**Request:** Transcribe the records that follow, preserving every word.
----- Supplied information
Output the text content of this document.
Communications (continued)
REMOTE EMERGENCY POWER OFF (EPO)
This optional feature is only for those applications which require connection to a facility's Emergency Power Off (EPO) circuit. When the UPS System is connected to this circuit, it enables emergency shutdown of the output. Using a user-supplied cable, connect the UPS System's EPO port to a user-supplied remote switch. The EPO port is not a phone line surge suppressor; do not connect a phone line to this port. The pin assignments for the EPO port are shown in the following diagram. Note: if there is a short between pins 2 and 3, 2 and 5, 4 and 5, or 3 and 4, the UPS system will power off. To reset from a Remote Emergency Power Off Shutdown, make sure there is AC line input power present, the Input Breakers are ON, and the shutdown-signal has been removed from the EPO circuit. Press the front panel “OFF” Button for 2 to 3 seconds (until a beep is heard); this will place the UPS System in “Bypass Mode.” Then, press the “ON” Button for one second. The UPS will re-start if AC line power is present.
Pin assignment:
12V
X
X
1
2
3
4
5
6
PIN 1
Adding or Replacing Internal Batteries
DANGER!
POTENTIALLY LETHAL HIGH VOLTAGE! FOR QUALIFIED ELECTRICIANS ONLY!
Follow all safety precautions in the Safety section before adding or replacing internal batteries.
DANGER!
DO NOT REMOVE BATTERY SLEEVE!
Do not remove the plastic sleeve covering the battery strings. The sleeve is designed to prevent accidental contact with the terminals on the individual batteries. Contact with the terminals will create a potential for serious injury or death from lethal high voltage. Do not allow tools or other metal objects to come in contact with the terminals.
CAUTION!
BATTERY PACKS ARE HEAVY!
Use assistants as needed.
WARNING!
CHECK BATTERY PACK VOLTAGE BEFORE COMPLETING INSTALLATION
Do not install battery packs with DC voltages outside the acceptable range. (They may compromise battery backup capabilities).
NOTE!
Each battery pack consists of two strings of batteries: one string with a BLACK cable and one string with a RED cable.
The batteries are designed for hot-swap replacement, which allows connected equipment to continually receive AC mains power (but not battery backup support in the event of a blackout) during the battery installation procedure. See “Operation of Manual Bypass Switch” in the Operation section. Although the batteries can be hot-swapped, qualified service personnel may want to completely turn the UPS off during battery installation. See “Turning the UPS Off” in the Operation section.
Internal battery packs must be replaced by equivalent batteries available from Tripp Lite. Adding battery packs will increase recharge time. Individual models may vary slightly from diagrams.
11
----------
**Answer for this exercise:**
Output the text content of this document.
Communications (continued)
REMOTE EMERGENCY POWER OFF (EPO)
This optional feature is only for those applications which require connection to a facility's Emergency Power Off (EPO) circuit. When the UPS System is connected to this circuit, it enables emergency shutdown of the output. Using a user-supplied cable, connect the UPS System's EPO port to a user-supplied remote switch. The EPO port is not a phone line surge suppressor; do not connect a phone line to this port. The pin assignments for the EPO port are shown in the following diagram. Note: if there is a short between pins 2 and 3, 2 and 5, 4 and 5, or 3 and 4, the UPS system will power off. To reset from a Remote Emergency Power Off Shutdown, make sure there is AC line input power present, the Input Breakers are ON, and the shutdown-signal has been removed from the EPO circuit. Press the front panel “OFF” Button for 2 to 3 seconds (until a beep is heard); this will place the UPS System in “Bypass Mode.” Then, press the “ON” Button for one second. The UPS will re-start if AC line power is present.
Pin assignment:
12V
X
X
1
2
3
4
5
6
PIN 1
Adding or Replacing Internal Batteries
DANGER!
POTENTIALLY LETHAL HIGH VOLTAGE! FOR QUALIFIED ELECTRICIANS ONLY!
Follow all safety precautions in the Safety section before adding or replacing internal batteries.
DANGER!
DO NOT REMOVE BATTERY SLEEVE!
Do not remove the plastic sleeve covering the battery strings. The sleeve is designed to prevent accidental contact with the terminals on the individual batteries. Contact with the terminals will create a potential for serious injury or death from lethal high voltage. Do not allow tools or other metal objects to come in contact with the terminals.
CAUTION!
BATTERY PACKS ARE HEAVY!
Use assistants as needed.
WARNING!
CHECK BATTERY PACK VOLTAGE BEFORE COMPLETING INSTALLATION
Do not install battery packs with DC voltages outside the acceptable range. (They may compromise battery backup capabilities).
NOTE!
Each battery pack consists of two strings of batteries: one string with a BLACK cable and one string with a RED cable.
The batteries are designed for hot-swap replacement, which allows connected equipment to continually receive AC mains power (but not battery backup support in the event of a blackout) during the battery installation procedure. See “Operation of Manual Bypass Switch” in the Operation section. Although the batteries can be hot-swapped, qualified service personnel may want to completely turn the UPS off during battery installation. See “Turning the UPS Off” in the Operation section.
Internal battery packs must be replaced by equivalent batteries available from Tripp Lite. Adding battery packs will increase recharge time. Individual models may vary slightly from diagrams.
11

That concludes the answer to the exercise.